**Dataset rows**.
— Start —

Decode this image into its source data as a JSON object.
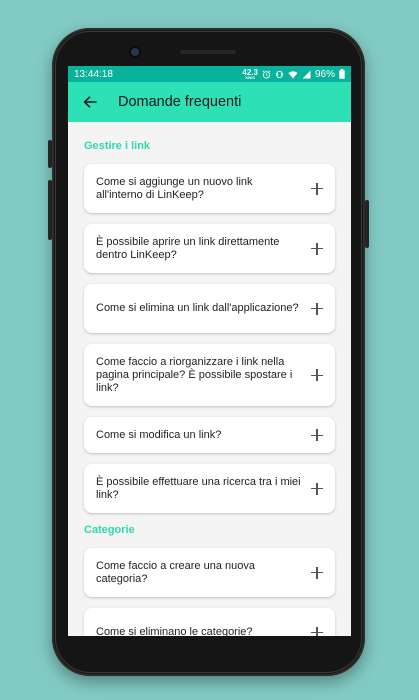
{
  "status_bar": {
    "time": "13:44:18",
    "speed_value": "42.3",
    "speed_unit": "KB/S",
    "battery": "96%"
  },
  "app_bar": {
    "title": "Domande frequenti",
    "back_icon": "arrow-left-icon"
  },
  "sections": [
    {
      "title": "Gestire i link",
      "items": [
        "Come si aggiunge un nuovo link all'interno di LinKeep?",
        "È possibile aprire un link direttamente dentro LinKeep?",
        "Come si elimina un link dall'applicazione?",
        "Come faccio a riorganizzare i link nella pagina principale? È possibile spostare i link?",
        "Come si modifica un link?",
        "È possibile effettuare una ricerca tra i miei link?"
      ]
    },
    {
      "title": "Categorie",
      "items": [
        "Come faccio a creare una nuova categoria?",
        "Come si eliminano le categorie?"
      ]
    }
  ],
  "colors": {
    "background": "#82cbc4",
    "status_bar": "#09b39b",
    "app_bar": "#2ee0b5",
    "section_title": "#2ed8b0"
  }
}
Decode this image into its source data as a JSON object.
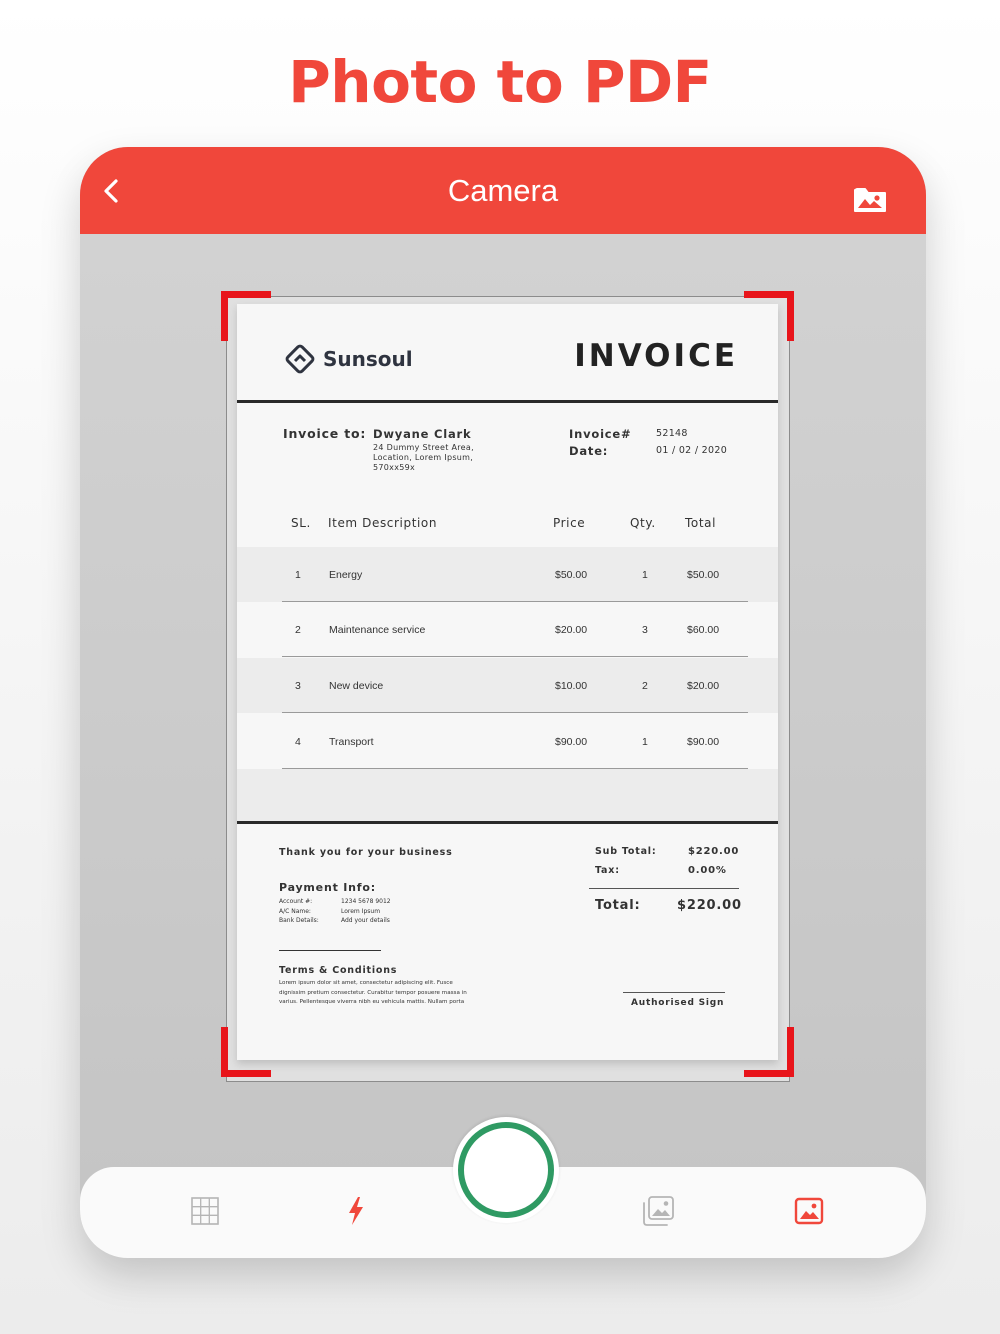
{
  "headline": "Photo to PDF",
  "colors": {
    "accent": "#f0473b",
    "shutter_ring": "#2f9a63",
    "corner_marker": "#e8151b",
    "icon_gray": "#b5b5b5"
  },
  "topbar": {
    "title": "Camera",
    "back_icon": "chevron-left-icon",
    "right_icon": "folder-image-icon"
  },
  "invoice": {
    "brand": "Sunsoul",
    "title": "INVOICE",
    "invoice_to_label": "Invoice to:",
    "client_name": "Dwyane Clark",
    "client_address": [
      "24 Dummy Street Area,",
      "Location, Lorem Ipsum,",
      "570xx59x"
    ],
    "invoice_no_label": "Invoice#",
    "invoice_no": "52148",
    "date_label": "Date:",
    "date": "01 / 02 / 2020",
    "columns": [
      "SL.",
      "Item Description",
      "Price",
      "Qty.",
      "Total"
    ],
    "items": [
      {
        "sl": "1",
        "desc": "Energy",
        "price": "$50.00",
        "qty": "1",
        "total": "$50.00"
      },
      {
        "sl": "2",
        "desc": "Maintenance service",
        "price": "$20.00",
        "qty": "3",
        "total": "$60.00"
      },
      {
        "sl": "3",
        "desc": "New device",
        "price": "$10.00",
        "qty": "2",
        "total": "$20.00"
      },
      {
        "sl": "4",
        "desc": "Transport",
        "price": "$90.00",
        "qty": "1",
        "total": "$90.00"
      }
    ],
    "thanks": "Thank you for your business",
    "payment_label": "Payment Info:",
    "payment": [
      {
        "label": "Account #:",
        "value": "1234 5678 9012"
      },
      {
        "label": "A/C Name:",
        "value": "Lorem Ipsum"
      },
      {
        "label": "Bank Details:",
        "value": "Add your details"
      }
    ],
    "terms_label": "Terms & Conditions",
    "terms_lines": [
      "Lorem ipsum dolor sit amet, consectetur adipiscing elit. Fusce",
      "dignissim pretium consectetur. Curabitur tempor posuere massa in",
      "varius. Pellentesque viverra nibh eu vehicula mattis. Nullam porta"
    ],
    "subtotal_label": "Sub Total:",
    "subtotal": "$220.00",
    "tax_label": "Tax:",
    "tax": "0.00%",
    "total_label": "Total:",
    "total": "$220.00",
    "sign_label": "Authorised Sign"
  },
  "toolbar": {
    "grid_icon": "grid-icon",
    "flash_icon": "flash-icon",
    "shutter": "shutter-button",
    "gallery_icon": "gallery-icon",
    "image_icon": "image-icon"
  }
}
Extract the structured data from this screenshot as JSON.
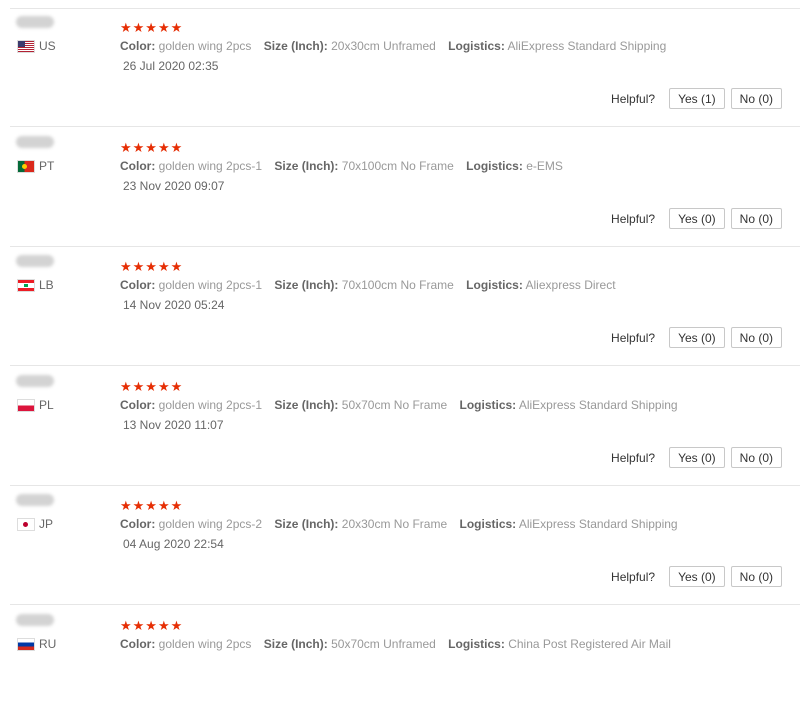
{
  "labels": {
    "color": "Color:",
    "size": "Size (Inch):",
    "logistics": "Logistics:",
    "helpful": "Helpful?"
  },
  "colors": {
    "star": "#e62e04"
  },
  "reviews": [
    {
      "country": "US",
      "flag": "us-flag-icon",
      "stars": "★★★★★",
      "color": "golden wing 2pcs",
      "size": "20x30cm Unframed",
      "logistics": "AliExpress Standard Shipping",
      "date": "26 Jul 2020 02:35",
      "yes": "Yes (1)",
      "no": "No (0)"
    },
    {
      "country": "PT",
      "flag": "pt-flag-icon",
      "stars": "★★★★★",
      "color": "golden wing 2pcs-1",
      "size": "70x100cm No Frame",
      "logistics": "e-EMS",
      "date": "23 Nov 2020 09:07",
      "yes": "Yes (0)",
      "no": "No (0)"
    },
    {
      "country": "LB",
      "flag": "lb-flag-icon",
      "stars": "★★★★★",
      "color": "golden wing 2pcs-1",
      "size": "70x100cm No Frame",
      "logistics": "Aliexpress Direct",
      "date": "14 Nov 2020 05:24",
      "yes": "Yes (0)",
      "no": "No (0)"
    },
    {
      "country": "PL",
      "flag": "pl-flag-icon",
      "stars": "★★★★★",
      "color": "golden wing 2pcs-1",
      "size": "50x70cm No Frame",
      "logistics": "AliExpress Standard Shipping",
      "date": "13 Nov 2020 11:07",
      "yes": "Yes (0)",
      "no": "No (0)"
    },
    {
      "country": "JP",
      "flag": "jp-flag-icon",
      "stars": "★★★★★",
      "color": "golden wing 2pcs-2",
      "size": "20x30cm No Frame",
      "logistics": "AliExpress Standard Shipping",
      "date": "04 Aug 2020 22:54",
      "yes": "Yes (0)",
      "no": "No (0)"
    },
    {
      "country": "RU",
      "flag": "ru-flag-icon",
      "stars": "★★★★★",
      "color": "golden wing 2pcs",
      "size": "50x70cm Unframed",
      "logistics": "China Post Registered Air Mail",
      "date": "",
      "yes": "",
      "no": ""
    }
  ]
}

— End —

**Brief**. Leave out the pictures and transcribe the entries above exactly.

**Solution to this task**.
Decode this image into its source data as a JSON object.
{
  "status_bar": {
    "time": "13:44:18",
    "speed_value": "42.3",
    "speed_unit": "KB/S",
    "battery": "96%"
  },
  "app_bar": {
    "title": "Domande frequenti",
    "back_icon": "arrow-left-icon"
  },
  "sections": [
    {
      "title": "Gestire i link",
      "items": [
        "Come si aggiunge un nuovo link all'interno di LinKeep?",
        "È possibile aprire un link direttamente dentro LinKeep?",
        "Come si elimina un link dall'applicazione?",
        "Come faccio a riorganizzare i link nella pagina principale? È possibile spostare i link?",
        "Come si modifica un link?",
        "È possibile effettuare una ricerca tra i miei link?"
      ]
    },
    {
      "title": "Categorie",
      "items": [
        "Come faccio a creare una nuova categoria?",
        "Come si eliminano le categorie?"
      ]
    }
  ],
  "colors": {
    "background": "#82cbc4",
    "status_bar": "#09b39b",
    "app_bar": "#2ee0b5",
    "section_title": "#2ed8b0"
  }
}
Decode this image into its source data as a JSON object.
{
  "headline": "Photo to PDF",
  "colors": {
    "accent": "#f0473b",
    "shutter_ring": "#2f9a63",
    "corner_marker": "#e8151b",
    "icon_gray": "#b5b5b5"
  },
  "topbar": {
    "title": "Camera",
    "back_icon": "chevron-left-icon",
    "right_icon": "folder-image-icon"
  },
  "invoice": {
    "brand": "Sunsoul",
    "title": "INVOICE",
    "invoice_to_label": "Invoice to:",
    "client_name": "Dwyane Clark",
    "client_address": [
      "24 Dummy Street Area,",
      "Location, Lorem Ipsum,",
      "570xx59x"
    ],
    "invoice_no_label": "Invoice#",
    "invoice_no": "52148",
    "date_label": "Date:",
    "date": "01 / 02 / 2020",
    "columns": [
      "SL.",
      "Item Description",
      "Price",
      "Qty.",
      "Total"
    ],
    "items": [
      {
        "sl": "1",
        "desc": "Energy",
        "price": "$50.00",
        "qty": "1",
        "total": "$50.00"
      },
      {
        "sl": "2",
        "desc": "Maintenance service",
        "price": "$20.00",
        "qty": "3",
        "total": "$60.00"
      },
      {
        "sl": "3",
        "desc": "New device",
        "price": "$10.00",
        "qty": "2",
        "total": "$20.00"
      },
      {
        "sl": "4",
        "desc": "Transport",
        "price": "$90.00",
        "qty": "1",
        "total": "$90.00"
      }
    ],
    "thanks": "Thank you for your business",
    "payment_label": "Payment Info:",
    "payment": [
      {
        "label": "Account #:",
        "value": "1234 5678 9012"
      },
      {
        "label": "A/C Name:",
        "value": "Lorem Ipsum"
      },
      {
        "label": "Bank Details:",
        "value": "Add your details"
      }
    ],
    "terms_label": "Terms & Conditions",
    "terms_lines": [
      "Lorem ipsum dolor sit amet, consectetur adipiscing elit. Fusce",
      "dignissim pretium consectetur. Curabitur tempor posuere massa in",
      "varius. Pellentesque viverra nibh eu vehicula mattis. Nullam porta"
    ],
    "subtotal_label": "Sub Total:",
    "subtotal": "$220.00",
    "tax_label": "Tax:",
    "tax": "0.00%",
    "total_label": "Total:",
    "total": "$220.00",
    "sign_label": "Authorised Sign"
  },
  "toolbar": {
    "grid_icon": "grid-icon",
    "flash_icon": "flash-icon",
    "shutter": "shutter-button",
    "gallery_icon": "gallery-icon",
    "image_icon": "image-icon"
  }
}
Extract the structured data from this screenshot as JSON.
{
  "labels": {
    "color": "Color:",
    "size": "Size (Inch):",
    "logistics": "Logistics:",
    "helpful": "Helpful?"
  },
  "colors": {
    "star": "#e62e04"
  },
  "reviews": [
    {
      "country": "US",
      "flag": "us-flag-icon",
      "stars": "★★★★★",
      "color": "golden wing 2pcs",
      "size": "20x30cm Unframed",
      "logistics": "AliExpress Standard Shipping",
      "date": "26 Jul 2020 02:35",
      "yes": "Yes (1)",
      "no": "No (0)"
    },
    {
      "country": "PT",
      "flag": "pt-flag-icon",
      "stars": "★★★★★",
      "color": "golden wing 2pcs-1",
      "size": "70x100cm No Frame",
      "logistics": "e-EMS",
      "date": "23 Nov 2020 09:07",
      "yes": "Yes (0)",
      "no": "No (0)"
    },
    {
      "country": "LB",
      "flag": "lb-flag-icon",
      "stars": "★★★★★",
      "color": "golden wing 2pcs-1",
      "size": "70x100cm No Frame",
      "logistics": "Aliexpress Direct",
      "date": "14 Nov 2020 05:24",
      "yes": "Yes (0)",
      "no": "No (0)"
    },
    {
      "country": "PL",
      "flag": "pl-flag-icon",
      "stars": "★★★★★",
      "color": "golden wing 2pcs-1",
      "size": "50x70cm No Frame",
      "logistics": "AliExpress Standard Shipping",
      "date": "13 Nov 2020 11:07",
      "yes": "Yes (0)",
      "no": "No (0)"
    },
    {
      "country": "JP",
      "flag": "jp-flag-icon",
      "stars": "★★★★★",
      "color": "golden wing 2pcs-2",
      "size": "20x30cm No Frame",
      "logistics": "AliExpress Standard Shipping",
      "date": "04 Aug 2020 22:54",
      "yes": "Yes (0)",
      "no": "No (0)"
    },
    {
      "country": "RU",
      "flag": "ru-flag-icon",
      "stars": "★★★★★",
      "color": "golden wing 2pcs",
      "size": "50x70cm Unframed",
      "logistics": "China Post Registered Air Mail",
      "date": "",
      "yes": "",
      "no": ""
    }
  ]
}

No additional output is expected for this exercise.